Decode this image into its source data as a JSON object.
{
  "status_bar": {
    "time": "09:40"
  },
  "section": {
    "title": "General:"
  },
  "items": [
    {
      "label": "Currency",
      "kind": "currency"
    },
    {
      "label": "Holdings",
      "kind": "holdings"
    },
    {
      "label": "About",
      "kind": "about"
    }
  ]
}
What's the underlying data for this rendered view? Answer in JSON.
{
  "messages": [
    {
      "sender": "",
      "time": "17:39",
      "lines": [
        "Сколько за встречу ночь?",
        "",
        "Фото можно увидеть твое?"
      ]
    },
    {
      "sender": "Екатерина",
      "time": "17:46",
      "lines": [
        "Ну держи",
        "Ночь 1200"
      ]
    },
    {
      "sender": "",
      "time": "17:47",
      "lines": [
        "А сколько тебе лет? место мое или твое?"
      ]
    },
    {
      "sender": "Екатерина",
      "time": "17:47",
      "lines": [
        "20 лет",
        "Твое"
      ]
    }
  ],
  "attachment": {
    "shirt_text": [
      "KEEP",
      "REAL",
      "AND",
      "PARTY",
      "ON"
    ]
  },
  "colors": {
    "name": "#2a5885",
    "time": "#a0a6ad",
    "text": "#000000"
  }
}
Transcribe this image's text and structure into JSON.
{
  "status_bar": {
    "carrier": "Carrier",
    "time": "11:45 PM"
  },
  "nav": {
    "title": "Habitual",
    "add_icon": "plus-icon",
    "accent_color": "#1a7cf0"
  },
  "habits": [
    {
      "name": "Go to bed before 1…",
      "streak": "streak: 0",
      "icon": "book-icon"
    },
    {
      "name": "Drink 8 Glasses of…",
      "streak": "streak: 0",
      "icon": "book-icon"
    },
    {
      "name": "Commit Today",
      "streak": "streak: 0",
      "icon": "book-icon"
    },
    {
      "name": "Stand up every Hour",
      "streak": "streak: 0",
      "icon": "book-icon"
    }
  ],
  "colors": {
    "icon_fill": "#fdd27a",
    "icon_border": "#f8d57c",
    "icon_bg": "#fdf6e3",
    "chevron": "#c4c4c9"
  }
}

··········

GIVEN EXERCISE :: Output each entry precisely as given.

SOLUTION TO THIS TASK ::
Decode this image into its source data as a JSON object.
{
  "status_bar": {
    "time": "09:40"
  },
  "section": {
    "title": "General:"
  },
  "items": [
    {
      "label": "Currency",
      "kind": "currency"
    },
    {
      "label": "Holdings",
      "kind": "holdings"
    },
    {
      "label": "About",
      "kind": "about"
    }
  ]
}
What's the underlying data for this rendered view? Answer in JSON.
{
  "messages": [
    {
      "sender": "",
      "time": "17:39",
      "lines": [
        "Сколько за встречу ночь?",
        "",
        "Фото можно увидеть твое?"
      ]
    },
    {
      "sender": "Екатерина",
      "time": "17:46",
      "lines": [
        "Ну держи",
        "Ночь 1200"
      ]
    },
    {
      "sender": "",
      "time": "17:47",
      "lines": [
        "А сколько тебе лет? место мое или твое?"
      ]
    },
    {
      "sender": "Екатерина",
      "time": "17:47",
      "lines": [
        "20 лет",
        "Твое"
      ]
    }
  ],
  "attachment": {
    "shirt_text": [
      "KEEP",
      "REAL",
      "AND",
      "PARTY",
      "ON"
    ]
  },
  "colors": {
    "name": "#2a5885",
    "time": "#a0a6ad",
    "text": "#000000"
  }
}
Transcribe this image's text and structure into JSON.
{
  "status_bar": {
    "carrier": "Carrier",
    "time": "11:45 PM"
  },
  "nav": {
    "title": "Habitual",
    "add_icon": "plus-icon",
    "accent_color": "#1a7cf0"
  },
  "habits": [
    {
      "name": "Go to bed before 1…",
      "streak": "streak: 0",
      "icon": "book-icon"
    },
    {
      "name": "Drink 8 Glasses of…",
      "streak": "streak: 0",
      "icon": "book-icon"
    },
    {
      "name": "Commit Today",
      "streak": "streak: 0",
      "icon": "book-icon"
    },
    {
      "name": "Stand up every Hour",
      "streak": "streak: 0",
      "icon": "book-icon"
    }
  ],
  "colors": {
    "icon_fill": "#fdd27a",
    "icon_border": "#f8d57c",
    "icon_bg": "#fdf6e3",
    "chevron": "#c4c4c9"
  }
}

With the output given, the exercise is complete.